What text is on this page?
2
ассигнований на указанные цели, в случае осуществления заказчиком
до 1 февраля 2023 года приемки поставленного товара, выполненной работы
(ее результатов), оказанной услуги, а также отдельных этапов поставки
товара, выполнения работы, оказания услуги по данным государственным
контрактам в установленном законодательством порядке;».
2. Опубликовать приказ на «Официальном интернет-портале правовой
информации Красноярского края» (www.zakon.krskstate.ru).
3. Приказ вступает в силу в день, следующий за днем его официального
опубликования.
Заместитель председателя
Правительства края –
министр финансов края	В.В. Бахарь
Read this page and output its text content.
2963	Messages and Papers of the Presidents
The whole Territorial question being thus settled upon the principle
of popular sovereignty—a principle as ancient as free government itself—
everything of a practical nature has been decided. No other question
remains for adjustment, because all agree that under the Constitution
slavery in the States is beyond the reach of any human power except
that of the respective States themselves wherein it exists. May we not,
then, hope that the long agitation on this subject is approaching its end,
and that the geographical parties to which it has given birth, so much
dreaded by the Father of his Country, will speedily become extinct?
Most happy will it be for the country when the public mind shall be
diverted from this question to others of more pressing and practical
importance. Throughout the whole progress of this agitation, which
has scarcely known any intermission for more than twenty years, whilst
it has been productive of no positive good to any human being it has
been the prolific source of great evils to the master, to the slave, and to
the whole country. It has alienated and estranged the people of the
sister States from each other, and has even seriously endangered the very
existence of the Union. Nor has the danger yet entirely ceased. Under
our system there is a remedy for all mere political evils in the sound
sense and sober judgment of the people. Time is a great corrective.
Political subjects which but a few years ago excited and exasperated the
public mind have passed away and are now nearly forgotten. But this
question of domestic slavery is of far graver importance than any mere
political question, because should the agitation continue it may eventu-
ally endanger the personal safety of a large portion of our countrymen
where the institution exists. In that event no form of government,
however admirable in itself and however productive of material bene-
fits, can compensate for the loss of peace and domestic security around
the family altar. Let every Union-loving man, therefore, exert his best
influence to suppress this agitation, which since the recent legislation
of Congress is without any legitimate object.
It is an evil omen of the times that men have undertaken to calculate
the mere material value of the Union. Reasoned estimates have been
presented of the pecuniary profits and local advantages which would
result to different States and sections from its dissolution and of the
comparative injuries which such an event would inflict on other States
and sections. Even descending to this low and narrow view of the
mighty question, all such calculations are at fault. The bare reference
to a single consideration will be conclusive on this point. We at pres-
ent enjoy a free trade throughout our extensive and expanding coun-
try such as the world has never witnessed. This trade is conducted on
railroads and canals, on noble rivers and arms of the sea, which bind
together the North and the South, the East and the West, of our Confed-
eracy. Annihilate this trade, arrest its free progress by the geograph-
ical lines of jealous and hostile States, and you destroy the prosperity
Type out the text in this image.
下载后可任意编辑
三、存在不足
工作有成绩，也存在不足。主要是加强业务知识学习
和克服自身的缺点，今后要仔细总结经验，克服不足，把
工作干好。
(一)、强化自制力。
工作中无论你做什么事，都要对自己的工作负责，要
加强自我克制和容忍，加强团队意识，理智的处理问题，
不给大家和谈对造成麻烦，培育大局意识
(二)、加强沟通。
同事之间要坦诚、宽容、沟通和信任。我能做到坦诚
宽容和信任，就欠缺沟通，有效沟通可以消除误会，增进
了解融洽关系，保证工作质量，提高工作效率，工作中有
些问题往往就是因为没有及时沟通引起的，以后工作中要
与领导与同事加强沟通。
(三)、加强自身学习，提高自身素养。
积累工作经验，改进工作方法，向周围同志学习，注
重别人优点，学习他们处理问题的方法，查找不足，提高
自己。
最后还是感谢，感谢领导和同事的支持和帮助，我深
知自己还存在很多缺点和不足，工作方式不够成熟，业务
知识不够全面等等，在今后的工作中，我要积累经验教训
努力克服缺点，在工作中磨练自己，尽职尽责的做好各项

• _Prompt_
Retype every entry word for word.

• _Exercise solution_
What text is on this page?
2
ассигнований на указанные цели, в случае осуществления заказчиком
до 1 февраля 2023 года приемки поставленного товара, выполненной работы
(ее результатов), оказанной услуги, а также отдельных этапов поставки
товара, выполнения работы, оказания услуги по данным государственным
контрактам в установленном законодательством порядке;».
2. Опубликовать приказ на «Официальном интернет-портале правовой
информации Красноярского края» (www.zakon.krskstate.ru).
3. Приказ вступает в силу в день, следующий за днем его официального
опубликования.
Заместитель председателя
Правительства края –
министр финансов края	В.В. Бахарь
Read this page and output its text content.
2963	Messages and Papers of the Presidents
The whole Territorial question being thus settled upon the principle
of popular sovereignty—a principle as ancient as free government itself—
everything of a practical nature has been decided. No other question
remains for adjustment, because all agree that under the Constitution
slavery in the States is beyond the reach of any human power except
that of the respective States themselves wherein it exists. May we not,
then, hope that the long agitation on this subject is approaching its end,
and that the geographical parties to which it has given birth, so much
dreaded by the Father of his Country, will speedily become extinct?
Most happy will it be for the country when the public mind shall be
diverted from this question to others of more pressing and practical
importance. Throughout the whole progress of this agitation, which
has scarcely known any intermission for more than twenty years, whilst
it has been productive of no positive good to any human being it has
been the prolific source of great evils to the master, to the slave, and to
the whole country. It has alienated and estranged the people of the
sister States from each other, and has even seriously endangered the very
existence of the Union. Nor has the danger yet entirely ceased. Under
our system there is a remedy for all mere political evils in the sound
sense and sober judgment of the people. Time is a great corrective.
Political subjects which but a few years ago excited and exasperated the
public mind have passed away and are now nearly forgotten. But this
question of domestic slavery is of far graver importance than any mere
political question, because should the agitation continue it may eventu-
ally endanger the personal safety of a large portion of our countrymen
where the institution exists. In that event no form of government,
however admirable in itself and however productive of material bene-
fits, can compensate for the loss of peace and domestic security around
the family altar. Let every Union-loving man, therefore, exert his best
influence to suppress this agitation, which since the recent legislation
of Congress is without any legitimate object.
It is an evil omen of the times that men have undertaken to calculate
the mere material value of the Union. Reasoned estimates have been
presented of the pecuniary profits and local advantages which would
result to different States and sections from its dissolution and of the
comparative injuries which such an event would inflict on other States
and sections. Even descending to this low and narrow view of the
mighty question, all such calculations are at fault. The bare reference
to a single consideration will be conclusive on this point. We at pres-
ent enjoy a free trade throughout our extensive and expanding coun-
try such as the world has never witnessed. This trade is conducted on
railroads and canals, on noble rivers and arms of the sea, which bind
together the North and the South, the East and the West, of our Confed-
eracy. Annihilate this trade, arrest its free progress by the geograph-
ical lines of jealous and hostile States, and you destroy the prosperity
Type out the text in this image.
下载后可任意编辑
三、存在不足
工作有成绩，也存在不足。主要是加强业务知识学习
和克服自身的缺点，今后要仔细总结经验，克服不足，把
工作干好。
(一)、强化自制力。
工作中无论你做什么事，都要对自己的工作负责，要
加强自我克制和容忍，加强团队意识，理智的处理问题，
不给大家和谈对造成麻烦，培育大局意识
(二)、加强沟通。
同事之间要坦诚、宽容、沟通和信任。我能做到坦诚
宽容和信任，就欠缺沟通，有效沟通可以消除误会，增进
了解融洽关系，保证工作质量，提高工作效率，工作中有
些问题往往就是因为没有及时沟通引起的，以后工作中要
与领导与同事加强沟通。
(三)、加强自身学习，提高自身素养。
积累工作经验，改进工作方法，向周围同志学习，注
重别人优点，学习他们处理问题的方法，查找不足，提高
自己。
最后还是感谢，感谢领导和同事的支持和帮助，我深
知自己还存在很多缺点和不足，工作方式不够成熟，业务
知识不够全面等等，在今后的工作中，我要积累经验教训
努力克服缺点，在工作中磨练自己，尽职尽责的做好各项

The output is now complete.